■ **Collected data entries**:
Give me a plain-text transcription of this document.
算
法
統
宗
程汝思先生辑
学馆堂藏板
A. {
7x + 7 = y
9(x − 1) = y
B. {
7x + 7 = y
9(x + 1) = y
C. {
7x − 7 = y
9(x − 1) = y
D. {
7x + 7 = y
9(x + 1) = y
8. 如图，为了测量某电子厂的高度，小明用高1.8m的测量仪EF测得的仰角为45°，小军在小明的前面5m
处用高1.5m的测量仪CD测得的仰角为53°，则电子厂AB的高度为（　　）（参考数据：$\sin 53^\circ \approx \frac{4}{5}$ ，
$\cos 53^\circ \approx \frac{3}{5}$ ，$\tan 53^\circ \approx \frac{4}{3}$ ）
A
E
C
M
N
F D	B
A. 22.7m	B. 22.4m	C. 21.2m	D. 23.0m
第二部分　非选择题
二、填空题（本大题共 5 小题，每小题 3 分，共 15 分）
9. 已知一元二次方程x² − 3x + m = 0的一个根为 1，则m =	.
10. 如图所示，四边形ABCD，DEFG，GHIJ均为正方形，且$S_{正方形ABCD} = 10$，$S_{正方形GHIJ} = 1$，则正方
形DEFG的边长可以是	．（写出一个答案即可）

■ **Written request**:
Transcribe every record above exactly as it appears.

■ **Full output**:
Give me a plain-text transcription of this document.
算
法
統
宗
程汝思先生辑
学馆堂藏板
A. {
7x + 7 = y
9(x − 1) = y
B. {
7x + 7 = y
9(x + 1) = y
C. {
7x − 7 = y
9(x − 1) = y
D. {
7x + 7 = y
9(x + 1) = y
8. 如图，为了测量某电子厂的高度，小明用高1.8m的测量仪EF测得的仰角为45°，小军在小明的前面5m
处用高1.5m的测量仪CD测得的仰角为53°，则电子厂AB的高度为（　　）（参考数据：$\sin 53^\circ \approx \frac{4}{5}$ ，
$\cos 53^\circ \approx \frac{3}{5}$ ，$\tan 53^\circ \approx \frac{4}{3}$ ）
A
E
C
M
N
F D	B
A. 22.7m	B. 22.4m	C. 21.2m	D. 23.0m
第二部分　非选择题
二、填空题（本大题共 5 小题，每小题 3 分，共 15 分）
9. 已知一元二次方程x² − 3x + m = 0的一个根为 1，则m =	.
10. 如图所示，四边形ABCD，DEFG，GHIJ均为正方形，且$S_{正方形ABCD} = 10$，$S_{正方形GHIJ} = 1$，则正方
形DEFG的边长可以是	．（写出一个答案即可）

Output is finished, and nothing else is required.